> **STATED EXERCISE**
Repeat each line of the material exactly.

┄┄┄┄┄┄┄┄┄┄┄┄┄┄┄┄┄┄┄┄

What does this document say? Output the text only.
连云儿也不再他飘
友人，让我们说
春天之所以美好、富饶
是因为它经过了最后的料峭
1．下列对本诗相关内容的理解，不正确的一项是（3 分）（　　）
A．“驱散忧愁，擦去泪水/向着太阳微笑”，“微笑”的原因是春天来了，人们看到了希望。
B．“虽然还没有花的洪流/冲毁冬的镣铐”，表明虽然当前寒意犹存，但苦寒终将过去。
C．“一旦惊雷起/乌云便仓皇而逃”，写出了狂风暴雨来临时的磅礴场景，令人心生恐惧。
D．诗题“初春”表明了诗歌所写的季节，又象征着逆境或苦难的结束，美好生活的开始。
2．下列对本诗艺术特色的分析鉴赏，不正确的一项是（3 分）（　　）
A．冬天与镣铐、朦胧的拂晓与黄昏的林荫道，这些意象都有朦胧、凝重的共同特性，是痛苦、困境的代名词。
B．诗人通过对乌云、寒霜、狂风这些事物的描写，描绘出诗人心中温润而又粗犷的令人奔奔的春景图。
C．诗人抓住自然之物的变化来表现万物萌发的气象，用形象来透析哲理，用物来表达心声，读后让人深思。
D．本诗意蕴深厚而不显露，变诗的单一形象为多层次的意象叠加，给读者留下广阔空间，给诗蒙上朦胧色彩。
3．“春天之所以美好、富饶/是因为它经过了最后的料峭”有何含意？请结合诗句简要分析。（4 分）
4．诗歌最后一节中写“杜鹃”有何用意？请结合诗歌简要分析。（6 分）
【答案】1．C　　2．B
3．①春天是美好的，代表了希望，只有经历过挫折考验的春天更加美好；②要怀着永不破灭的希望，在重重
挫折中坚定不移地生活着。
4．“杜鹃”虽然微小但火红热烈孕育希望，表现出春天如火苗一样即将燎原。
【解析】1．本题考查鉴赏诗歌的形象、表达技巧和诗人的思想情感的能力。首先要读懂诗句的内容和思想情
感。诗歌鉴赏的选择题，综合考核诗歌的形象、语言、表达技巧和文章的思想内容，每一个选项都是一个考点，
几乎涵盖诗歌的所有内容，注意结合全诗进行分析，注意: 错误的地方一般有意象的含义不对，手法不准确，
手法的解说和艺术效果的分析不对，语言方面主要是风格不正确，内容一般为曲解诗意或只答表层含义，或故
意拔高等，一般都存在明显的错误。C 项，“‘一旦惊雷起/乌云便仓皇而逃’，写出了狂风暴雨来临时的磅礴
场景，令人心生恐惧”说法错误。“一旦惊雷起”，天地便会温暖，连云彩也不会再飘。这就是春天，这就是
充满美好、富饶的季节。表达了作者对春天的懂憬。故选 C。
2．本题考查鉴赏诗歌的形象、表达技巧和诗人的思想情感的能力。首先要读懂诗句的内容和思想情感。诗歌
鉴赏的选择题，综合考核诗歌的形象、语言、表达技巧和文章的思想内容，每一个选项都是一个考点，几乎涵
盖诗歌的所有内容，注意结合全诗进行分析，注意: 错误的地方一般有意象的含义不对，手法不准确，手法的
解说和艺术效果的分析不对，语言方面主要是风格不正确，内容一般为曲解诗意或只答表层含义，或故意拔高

┄┄┄┄┄┄┄┄┄┄┄┄┄┄┄┄┄┄┄┄

> **EXERCISE ANSWER**
What does this document say? Output the text only.
连云儿也不再他飘
友人，让我们说
春天之所以美好、富饶
是因为它经过了最后的料峭
1．下列对本诗相关内容的理解，不正确的一项是（3 分）（　　）
A．“驱散忧愁，擦去泪水/向着太阳微笑”，“微笑”的原因是春天来了，人们看到了希望。
B．“虽然还没有花的洪流/冲毁冬的镣铐”，表明虽然当前寒意犹存，但苦寒终将过去。
C．“一旦惊雷起/乌云便仓皇而逃”，写出了狂风暴雨来临时的磅礴场景，令人心生恐惧。
D．诗题“初春”表明了诗歌所写的季节，又象征着逆境或苦难的结束，美好生活的开始。
2．下列对本诗艺术特色的分析鉴赏，不正确的一项是（3 分）（　　）
A．冬天与镣铐、朦胧的拂晓与黄昏的林荫道，这些意象都有朦胧、凝重的共同特性，是痛苦、困境的代名词。
B．诗人通过对乌云、寒霜、狂风这些事物的描写，描绘出诗人心中温润而又粗犷的令人奔奔的春景图。
C．诗人抓住自然之物的变化来表现万物萌发的气象，用形象来透析哲理，用物来表达心声，读后让人深思。
D．本诗意蕴深厚而不显露，变诗的单一形象为多层次的意象叠加，给读者留下广阔空间，给诗蒙上朦胧色彩。
3．“春天之所以美好、富饶/是因为它经过了最后的料峭”有何含意？请结合诗句简要分析。（4 分）
4．诗歌最后一节中写“杜鹃”有何用意？请结合诗歌简要分析。（6 分）
【答案】1．C　　2．B
3．①春天是美好的，代表了希望，只有经历过挫折考验的春天更加美好；②要怀着永不破灭的希望，在重重
挫折中坚定不移地生活着。
4．“杜鹃”虽然微小但火红热烈孕育希望，表现出春天如火苗一样即将燎原。
【解析】1．本题考查鉴赏诗歌的形象、表达技巧和诗人的思想情感的能力。首先要读懂诗句的内容和思想情
感。诗歌鉴赏的选择题，综合考核诗歌的形象、语言、表达技巧和文章的思想内容，每一个选项都是一个考点，
几乎涵盖诗歌的所有内容，注意结合全诗进行分析，注意: 错误的地方一般有意象的含义不对，手法不准确，
手法的解说和艺术效果的分析不对，语言方面主要是风格不正确，内容一般为曲解诗意或只答表层含义，或故
意拔高等，一般都存在明显的错误。C 项，“‘一旦惊雷起/乌云便仓皇而逃’，写出了狂风暴雨来临时的磅礴
场景，令人心生恐惧”说法错误。“一旦惊雷起”，天地便会温暖，连云彩也不会再飘。这就是春天，这就是
充满美好、富饶的季节。表达了作者对春天的懂憬。故选 C。
2．本题考查鉴赏诗歌的形象、表达技巧和诗人的思想情感的能力。首先要读懂诗句的内容和思想情感。诗歌
鉴赏的选择题，综合考核诗歌的形象、语言、表达技巧和文章的思想内容，每一个选项都是一个考点，几乎涵
盖诗歌的所有内容，注意结合全诗进行分析，注意: 错误的地方一般有意象的含义不对，手法不准确，手法的
解说和艺术效果的分析不对，语言方面主要是风格不正确，内容一般为曲解诗意或只答表层含义，或故意拔高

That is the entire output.